= INSTRUCTIONS TO FOLLOW =
All the data should come back exactly as it was given.

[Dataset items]
⁂
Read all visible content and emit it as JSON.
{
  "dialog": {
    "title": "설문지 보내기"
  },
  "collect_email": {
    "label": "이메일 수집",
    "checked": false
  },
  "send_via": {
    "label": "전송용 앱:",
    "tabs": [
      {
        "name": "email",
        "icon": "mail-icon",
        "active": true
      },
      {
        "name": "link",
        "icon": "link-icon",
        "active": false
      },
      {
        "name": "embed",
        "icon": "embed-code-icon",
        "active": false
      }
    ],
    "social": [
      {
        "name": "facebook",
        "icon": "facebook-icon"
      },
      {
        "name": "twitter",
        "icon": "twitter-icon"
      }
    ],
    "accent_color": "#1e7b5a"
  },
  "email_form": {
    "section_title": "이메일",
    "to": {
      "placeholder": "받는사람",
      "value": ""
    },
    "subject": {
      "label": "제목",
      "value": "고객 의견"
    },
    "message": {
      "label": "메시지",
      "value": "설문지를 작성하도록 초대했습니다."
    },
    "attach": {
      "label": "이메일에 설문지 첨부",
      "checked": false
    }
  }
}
⁂
= FINISHED EXERCISE =
Read all visible content and emit it as JSON.
{
  "dialog": {
    "title": "설문지 보내기"
  },
  "collect_email": {
    "label": "이메일 수집",
    "checked": false
  },
  "send_via": {
    "label": "전송용 앱:",
    "tabs": [
      {
        "name": "email",
        "icon": "mail-icon",
        "active": true
      },
      {
        "name": "link",
        "icon": "link-icon",
        "active": false
      },
      {
        "name": "embed",
        "icon": "embed-code-icon",
        "active": false
      }
    ],
    "social": [
      {
        "name": "facebook",
        "icon": "facebook-icon"
      },
      {
        "name": "twitter",
        "icon": "twitter-icon"
      }
    ],
    "accent_color": "#1e7b5a"
  },
  "email_form": {
    "section_title": "이메일",
    "to": {
      "placeholder": "받는사람",
      "value": ""
    },
    "subject": {
      "label": "제목",
      "value": "고객 의견"
    },
    "message": {
      "label": "메시지",
      "value": "설문지를 작성하도록 초대했습니다."
    },
    "attach": {
      "label": "이메일에 설문지 첨부",
      "checked": false
    }
  }
}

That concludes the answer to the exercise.